⟨

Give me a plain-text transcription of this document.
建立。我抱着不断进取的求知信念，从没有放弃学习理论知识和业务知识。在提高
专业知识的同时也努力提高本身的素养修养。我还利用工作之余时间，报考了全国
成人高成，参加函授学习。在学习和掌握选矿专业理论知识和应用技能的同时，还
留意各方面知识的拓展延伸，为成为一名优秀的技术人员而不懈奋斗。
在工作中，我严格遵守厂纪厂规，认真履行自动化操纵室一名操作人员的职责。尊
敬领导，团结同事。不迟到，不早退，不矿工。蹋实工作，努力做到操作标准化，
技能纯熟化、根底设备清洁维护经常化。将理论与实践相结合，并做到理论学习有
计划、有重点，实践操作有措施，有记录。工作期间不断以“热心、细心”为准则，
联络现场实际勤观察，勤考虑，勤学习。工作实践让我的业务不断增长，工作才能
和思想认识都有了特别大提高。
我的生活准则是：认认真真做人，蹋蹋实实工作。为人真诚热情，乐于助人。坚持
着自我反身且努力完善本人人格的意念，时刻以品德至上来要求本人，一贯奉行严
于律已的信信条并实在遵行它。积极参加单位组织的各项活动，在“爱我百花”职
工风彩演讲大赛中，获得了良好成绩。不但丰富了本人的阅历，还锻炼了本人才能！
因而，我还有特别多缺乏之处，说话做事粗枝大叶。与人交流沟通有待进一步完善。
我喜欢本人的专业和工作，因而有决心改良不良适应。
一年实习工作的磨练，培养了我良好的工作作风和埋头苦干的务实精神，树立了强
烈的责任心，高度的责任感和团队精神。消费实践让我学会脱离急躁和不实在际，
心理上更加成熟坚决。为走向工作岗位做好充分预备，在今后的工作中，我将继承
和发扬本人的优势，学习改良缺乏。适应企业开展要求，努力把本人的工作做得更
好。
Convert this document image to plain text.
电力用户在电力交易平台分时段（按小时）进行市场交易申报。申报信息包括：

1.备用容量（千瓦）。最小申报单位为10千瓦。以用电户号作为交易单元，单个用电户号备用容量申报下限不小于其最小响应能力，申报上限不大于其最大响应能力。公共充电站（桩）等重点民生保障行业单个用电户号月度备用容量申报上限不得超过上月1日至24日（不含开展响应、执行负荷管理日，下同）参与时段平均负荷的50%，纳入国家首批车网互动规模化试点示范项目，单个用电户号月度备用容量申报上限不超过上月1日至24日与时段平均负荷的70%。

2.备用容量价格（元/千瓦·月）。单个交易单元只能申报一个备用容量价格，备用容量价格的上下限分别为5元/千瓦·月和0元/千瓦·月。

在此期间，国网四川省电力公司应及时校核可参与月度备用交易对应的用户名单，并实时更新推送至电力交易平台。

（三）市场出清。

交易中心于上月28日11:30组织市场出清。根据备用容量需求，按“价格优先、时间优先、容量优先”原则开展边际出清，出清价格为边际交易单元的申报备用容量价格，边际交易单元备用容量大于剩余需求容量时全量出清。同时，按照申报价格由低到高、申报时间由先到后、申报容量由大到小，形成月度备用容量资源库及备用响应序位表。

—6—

⟩

__EXERCISE__. Copy the data above in full, character for character.

__FINISHED EXERCISE__.
Give me a plain-text transcription of this document.
建立。我抱着不断进取的求知信念，从没有放弃学习理论知识和业务知识。在提高
专业知识的同时也努力提高本身的素养修养。我还利用工作之余时间，报考了全国
成人高成，参加函授学习。在学习和掌握选矿专业理论知识和应用技能的同时，还
留意各方面知识的拓展延伸，为成为一名优秀的技术人员而不懈奋斗。
在工作中，我严格遵守厂纪厂规，认真履行自动化操纵室一名操作人员的职责。尊
敬领导，团结同事。不迟到，不早退，不矿工。蹋实工作，努力做到操作标准化，
技能纯熟化、根底设备清洁维护经常化。将理论与实践相结合，并做到理论学习有
计划、有重点，实践操作有措施，有记录。工作期间不断以“热心、细心”为准则，
联络现场实际勤观察，勤考虑，勤学习。工作实践让我的业务不断增长，工作才能
和思想认识都有了特别大提高。
我的生活准则是：认认真真做人，蹋蹋实实工作。为人真诚热情，乐于助人。坚持
着自我反身且努力完善本人人格的意念，时刻以品德至上来要求本人，一贯奉行严
于律已的信信条并实在遵行它。积极参加单位组织的各项活动，在“爱我百花”职
工风彩演讲大赛中，获得了良好成绩。不但丰富了本人的阅历，还锻炼了本人才能！
因而，我还有特别多缺乏之处，说话做事粗枝大叶。与人交流沟通有待进一步完善。
我喜欢本人的专业和工作，因而有决心改良不良适应。
一年实习工作的磨练，培养了我良好的工作作风和埋头苦干的务实精神，树立了强
烈的责任心，高度的责任感和团队精神。消费实践让我学会脱离急躁和不实在际，
心理上更加成熟坚决。为走向工作岗位做好充分预备，在今后的工作中，我将继承
和发扬本人的优势，学习改良缺乏。适应企业开展要求，努力把本人的工作做得更
好。
Convert this document image to plain text.
电力用户在电力交易平台分时段（按小时）进行市场交易申报。申报信息包括：

1.备用容量（千瓦）。最小申报单位为10千瓦。以用电户号作为交易单元，单个用电户号备用容量申报下限不小于其最小响应能力，申报上限不大于其最大响应能力。公共充电站（桩）等重点民生保障行业单个用电户号月度备用容量申报上限不得超过上月1日至24日（不含开展响应、执行负荷管理日，下同）参与时段平均负荷的50%，纳入国家首批车网互动规模化试点示范项目，单个用电户号月度备用容量申报上限不超过上月1日至24日与时段平均负荷的70%。

2.备用容量价格（元/千瓦·月）。单个交易单元只能申报一个备用容量价格，备用容量价格的上下限分别为5元/千瓦·月和0元/千瓦·月。

在此期间，国网四川省电力公司应及时校核可参与月度备用交易对应的用户名单，并实时更新推送至电力交易平台。

（三）市场出清。

交易中心于上月28日11:30组织市场出清。根据备用容量需求，按“价格优先、时间优先、容量优先”原则开展边际出清，出清价格为边际交易单元的申报备用容量价格，边际交易单元备用容量大于剩余需求容量时全量出清。同时，按照申报价格由低到高、申报时间由先到后、申报容量由大到小，形成月度备用容量资源库及备用响应序位表。

—6—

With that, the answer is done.